### Dataset rows
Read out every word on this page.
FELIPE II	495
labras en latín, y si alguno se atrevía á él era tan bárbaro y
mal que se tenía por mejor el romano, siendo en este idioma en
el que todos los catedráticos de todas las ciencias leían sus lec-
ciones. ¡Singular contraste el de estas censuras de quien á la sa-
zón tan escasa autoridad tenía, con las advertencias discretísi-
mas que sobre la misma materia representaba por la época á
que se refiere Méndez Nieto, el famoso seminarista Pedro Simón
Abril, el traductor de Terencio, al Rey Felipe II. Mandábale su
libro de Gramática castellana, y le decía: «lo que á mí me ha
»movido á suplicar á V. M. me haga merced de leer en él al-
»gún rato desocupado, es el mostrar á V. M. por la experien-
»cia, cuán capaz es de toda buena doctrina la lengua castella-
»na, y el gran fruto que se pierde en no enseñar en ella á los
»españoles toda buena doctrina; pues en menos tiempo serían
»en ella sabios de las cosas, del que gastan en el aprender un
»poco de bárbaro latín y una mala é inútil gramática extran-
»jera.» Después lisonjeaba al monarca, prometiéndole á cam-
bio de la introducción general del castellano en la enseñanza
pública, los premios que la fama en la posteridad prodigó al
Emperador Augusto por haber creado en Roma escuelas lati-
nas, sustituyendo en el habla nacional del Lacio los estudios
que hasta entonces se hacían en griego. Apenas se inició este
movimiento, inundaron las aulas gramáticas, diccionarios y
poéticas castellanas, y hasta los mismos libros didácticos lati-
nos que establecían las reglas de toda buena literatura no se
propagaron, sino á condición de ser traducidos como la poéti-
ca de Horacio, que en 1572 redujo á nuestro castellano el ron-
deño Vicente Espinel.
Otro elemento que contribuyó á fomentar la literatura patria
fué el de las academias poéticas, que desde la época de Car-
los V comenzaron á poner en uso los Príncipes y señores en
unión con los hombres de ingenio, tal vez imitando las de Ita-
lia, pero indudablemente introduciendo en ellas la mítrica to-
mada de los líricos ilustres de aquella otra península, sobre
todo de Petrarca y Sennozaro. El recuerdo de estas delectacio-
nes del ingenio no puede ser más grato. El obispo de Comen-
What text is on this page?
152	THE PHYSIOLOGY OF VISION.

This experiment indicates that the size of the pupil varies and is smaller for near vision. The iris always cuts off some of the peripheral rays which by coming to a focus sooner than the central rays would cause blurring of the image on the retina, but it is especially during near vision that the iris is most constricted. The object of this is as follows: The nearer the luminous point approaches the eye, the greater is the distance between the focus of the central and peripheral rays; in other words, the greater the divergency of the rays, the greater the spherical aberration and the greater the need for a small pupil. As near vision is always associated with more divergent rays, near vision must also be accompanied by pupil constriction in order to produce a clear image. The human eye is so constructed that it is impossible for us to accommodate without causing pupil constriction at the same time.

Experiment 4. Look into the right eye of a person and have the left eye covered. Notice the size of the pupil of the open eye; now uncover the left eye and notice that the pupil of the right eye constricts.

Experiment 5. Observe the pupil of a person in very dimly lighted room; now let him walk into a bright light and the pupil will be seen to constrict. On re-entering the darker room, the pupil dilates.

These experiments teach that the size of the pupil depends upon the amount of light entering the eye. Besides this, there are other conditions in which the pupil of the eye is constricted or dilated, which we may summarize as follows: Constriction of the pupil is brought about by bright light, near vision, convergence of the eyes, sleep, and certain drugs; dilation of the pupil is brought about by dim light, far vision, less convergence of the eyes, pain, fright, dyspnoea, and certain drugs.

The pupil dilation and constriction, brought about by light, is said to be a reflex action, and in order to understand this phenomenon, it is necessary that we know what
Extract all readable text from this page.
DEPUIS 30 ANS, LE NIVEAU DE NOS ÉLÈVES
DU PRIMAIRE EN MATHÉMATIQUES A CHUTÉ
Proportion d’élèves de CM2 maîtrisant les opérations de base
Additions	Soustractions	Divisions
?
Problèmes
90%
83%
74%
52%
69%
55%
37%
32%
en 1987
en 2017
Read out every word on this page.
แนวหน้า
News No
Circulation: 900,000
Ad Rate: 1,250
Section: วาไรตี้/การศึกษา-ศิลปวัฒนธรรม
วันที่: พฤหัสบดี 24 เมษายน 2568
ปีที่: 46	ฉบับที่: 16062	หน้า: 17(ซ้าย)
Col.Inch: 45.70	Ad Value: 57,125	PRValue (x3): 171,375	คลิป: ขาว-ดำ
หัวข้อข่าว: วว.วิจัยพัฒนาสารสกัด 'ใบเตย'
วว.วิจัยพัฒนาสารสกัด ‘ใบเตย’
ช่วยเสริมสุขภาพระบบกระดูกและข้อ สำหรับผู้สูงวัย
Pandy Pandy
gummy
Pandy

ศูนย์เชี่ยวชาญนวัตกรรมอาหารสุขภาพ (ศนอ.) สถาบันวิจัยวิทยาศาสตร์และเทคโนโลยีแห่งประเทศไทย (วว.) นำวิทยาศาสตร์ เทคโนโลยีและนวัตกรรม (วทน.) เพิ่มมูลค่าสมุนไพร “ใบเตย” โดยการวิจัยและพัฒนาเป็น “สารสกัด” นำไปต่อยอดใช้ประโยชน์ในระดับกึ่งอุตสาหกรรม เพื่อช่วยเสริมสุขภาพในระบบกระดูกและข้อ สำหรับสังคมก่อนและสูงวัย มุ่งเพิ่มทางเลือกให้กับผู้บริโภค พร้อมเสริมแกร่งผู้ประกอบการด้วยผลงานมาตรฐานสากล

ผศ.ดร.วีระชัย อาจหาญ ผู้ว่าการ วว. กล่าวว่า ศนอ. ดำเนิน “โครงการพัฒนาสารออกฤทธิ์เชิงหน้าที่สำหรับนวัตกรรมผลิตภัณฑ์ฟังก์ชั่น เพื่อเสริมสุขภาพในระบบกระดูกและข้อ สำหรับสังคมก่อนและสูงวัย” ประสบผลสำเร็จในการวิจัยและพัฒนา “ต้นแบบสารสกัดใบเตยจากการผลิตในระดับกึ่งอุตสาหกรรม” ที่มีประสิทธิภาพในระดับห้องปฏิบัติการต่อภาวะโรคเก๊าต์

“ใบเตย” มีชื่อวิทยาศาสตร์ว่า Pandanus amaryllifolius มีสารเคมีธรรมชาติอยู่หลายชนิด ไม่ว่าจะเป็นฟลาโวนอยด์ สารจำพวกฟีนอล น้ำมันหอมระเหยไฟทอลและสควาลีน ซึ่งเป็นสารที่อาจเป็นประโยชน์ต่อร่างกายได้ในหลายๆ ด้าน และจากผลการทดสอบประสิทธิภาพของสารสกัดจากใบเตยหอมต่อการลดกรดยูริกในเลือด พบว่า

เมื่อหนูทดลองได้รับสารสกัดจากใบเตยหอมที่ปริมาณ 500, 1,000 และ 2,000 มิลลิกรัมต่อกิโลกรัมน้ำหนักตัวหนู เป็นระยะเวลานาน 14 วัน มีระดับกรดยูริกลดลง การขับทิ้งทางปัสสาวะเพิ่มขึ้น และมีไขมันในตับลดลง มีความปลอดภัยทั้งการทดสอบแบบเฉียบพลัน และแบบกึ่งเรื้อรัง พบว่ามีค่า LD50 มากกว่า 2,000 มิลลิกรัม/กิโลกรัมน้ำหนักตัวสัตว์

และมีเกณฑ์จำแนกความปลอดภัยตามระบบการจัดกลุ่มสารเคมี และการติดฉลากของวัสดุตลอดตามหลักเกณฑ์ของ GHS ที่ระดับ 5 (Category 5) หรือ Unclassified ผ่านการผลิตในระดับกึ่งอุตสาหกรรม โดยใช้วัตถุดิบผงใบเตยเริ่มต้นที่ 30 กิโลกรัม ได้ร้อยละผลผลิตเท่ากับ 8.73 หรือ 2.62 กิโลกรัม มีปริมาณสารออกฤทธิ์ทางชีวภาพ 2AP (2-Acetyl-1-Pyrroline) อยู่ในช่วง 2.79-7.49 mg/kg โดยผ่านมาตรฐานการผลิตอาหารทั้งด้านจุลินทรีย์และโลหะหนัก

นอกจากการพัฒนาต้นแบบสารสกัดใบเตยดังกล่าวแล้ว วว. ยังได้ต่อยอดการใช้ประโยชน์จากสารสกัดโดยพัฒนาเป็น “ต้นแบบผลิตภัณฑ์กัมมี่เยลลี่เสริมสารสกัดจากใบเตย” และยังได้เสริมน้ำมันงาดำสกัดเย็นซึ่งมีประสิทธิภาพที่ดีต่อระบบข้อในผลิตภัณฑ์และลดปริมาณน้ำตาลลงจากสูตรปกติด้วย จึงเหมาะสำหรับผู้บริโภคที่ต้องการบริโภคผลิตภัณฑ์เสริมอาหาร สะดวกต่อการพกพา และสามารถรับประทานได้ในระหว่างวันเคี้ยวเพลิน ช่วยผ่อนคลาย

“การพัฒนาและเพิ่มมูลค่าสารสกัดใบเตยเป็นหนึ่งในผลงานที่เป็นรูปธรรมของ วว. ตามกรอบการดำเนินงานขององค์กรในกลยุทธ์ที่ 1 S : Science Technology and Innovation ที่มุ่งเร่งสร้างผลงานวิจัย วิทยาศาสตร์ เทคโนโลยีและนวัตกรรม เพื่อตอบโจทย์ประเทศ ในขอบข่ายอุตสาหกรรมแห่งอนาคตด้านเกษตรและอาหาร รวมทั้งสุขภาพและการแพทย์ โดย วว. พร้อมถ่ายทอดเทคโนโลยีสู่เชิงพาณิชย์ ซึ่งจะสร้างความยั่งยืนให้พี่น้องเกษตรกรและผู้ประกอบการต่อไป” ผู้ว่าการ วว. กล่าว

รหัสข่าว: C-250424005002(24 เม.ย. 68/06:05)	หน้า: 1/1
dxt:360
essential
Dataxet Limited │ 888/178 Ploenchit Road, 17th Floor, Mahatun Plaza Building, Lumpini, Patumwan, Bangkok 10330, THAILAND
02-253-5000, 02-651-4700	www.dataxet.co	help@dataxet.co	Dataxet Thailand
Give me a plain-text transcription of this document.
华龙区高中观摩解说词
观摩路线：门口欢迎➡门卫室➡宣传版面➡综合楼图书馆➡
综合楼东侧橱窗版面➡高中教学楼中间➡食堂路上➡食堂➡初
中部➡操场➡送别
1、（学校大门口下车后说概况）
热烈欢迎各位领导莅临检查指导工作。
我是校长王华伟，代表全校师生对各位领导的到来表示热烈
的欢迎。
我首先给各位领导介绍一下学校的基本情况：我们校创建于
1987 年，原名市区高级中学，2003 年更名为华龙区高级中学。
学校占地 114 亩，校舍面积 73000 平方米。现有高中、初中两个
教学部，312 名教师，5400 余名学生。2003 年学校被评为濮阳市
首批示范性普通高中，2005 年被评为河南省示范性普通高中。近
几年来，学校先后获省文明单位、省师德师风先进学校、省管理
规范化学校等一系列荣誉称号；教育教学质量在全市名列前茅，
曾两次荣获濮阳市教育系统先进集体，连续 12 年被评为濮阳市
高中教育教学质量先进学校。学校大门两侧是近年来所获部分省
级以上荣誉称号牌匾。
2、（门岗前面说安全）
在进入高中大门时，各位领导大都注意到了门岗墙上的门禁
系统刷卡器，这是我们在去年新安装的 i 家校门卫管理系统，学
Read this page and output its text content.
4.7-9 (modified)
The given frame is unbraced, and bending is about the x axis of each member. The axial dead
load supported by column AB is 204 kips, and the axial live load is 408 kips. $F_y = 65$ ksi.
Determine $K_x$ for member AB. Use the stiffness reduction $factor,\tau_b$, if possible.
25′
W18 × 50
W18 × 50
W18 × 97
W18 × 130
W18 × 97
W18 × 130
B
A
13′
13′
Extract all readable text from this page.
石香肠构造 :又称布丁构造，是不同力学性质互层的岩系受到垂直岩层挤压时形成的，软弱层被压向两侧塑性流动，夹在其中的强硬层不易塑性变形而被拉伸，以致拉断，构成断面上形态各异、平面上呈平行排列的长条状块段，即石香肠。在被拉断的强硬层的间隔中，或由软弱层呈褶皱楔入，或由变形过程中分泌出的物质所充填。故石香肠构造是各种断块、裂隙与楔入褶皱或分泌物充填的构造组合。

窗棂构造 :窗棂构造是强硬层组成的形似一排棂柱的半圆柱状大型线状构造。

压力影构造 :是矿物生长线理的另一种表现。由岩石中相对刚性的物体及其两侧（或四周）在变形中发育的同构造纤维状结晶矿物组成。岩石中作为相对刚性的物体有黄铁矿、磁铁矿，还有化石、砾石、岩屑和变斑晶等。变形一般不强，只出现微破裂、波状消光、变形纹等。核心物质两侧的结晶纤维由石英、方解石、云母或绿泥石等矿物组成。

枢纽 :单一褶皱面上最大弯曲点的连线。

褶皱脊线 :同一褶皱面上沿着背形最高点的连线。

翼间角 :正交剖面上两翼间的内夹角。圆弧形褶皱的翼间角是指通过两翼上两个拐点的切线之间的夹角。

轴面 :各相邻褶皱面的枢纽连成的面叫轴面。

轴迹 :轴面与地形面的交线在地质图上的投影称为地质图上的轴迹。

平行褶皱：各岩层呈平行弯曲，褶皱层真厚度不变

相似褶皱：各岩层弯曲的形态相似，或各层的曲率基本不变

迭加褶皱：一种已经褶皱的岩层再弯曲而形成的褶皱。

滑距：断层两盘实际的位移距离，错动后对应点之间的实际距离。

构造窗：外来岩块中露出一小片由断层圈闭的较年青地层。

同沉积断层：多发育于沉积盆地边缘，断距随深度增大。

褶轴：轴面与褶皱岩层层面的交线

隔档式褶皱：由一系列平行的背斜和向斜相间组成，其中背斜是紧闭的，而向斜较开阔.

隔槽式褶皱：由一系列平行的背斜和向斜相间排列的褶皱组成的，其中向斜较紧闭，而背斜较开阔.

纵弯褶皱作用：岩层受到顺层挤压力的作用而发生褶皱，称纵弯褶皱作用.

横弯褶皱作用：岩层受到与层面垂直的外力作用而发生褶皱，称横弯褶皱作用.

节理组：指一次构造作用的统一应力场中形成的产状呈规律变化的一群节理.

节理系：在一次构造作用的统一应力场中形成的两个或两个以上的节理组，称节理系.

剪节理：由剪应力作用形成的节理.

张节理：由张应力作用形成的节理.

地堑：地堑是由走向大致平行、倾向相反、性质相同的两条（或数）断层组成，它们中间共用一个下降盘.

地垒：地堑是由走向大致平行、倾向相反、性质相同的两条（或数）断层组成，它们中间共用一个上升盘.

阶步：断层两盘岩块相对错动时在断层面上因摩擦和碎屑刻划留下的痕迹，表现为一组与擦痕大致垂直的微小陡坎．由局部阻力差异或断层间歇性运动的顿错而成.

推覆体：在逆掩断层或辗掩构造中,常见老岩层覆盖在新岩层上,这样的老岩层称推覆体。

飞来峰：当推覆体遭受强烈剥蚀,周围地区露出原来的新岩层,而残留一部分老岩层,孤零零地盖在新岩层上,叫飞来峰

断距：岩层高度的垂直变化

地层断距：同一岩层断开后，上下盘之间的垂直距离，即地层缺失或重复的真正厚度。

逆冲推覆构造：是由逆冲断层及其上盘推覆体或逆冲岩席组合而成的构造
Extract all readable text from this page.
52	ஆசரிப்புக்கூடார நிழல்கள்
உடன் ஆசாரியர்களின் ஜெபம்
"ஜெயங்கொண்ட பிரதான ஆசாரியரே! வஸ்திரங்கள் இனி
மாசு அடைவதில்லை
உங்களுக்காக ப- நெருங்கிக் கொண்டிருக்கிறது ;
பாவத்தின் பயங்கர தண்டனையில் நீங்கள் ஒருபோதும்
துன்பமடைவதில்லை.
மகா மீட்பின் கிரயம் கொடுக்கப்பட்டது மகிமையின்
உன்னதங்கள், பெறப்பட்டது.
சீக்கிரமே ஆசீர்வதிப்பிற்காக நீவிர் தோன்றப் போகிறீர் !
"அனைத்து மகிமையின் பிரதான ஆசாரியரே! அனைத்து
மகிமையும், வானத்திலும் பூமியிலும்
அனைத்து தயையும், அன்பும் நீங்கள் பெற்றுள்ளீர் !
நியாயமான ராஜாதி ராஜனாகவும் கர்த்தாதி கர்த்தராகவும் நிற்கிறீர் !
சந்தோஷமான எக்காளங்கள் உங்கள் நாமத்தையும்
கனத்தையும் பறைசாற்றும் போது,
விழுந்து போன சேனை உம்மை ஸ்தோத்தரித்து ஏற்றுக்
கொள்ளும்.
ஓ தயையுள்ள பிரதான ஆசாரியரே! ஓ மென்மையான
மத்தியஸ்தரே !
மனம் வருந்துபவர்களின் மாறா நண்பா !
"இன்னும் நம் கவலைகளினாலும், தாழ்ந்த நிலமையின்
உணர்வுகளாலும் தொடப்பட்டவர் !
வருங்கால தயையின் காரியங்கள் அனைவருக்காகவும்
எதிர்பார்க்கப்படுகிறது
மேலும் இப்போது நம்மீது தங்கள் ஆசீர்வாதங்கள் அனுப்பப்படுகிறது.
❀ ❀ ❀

### Objective
Find every line in the records above that contains the word "light", and copy each one.

### Complete answer
Experiment 5. Observe the pupil of a person in very dimly lighted room; now let him walk into a bright light and the pupil will be seen to constrict. On re-entering the darker room, the pupil dilates.
These experiments teach that the size of the pupil depends upon the amount of light entering the eye. Besides this, there are other conditions in which the pupil of the eye is constricted or dilated, which we may summarize as follows: Constriction of the pupil is brought about by bright light, near vision, convergence of the eyes, sleep, and certain drugs; dilation of the pupil is brought about by dim light, far vision, less convergence of the eyes, pain, fright, dyspnoea, and certain drugs.
The pupil dilation and constriction, brought about by light, is said to be a reflex action, and in order to understand this phenomenon, it is necessary that we know what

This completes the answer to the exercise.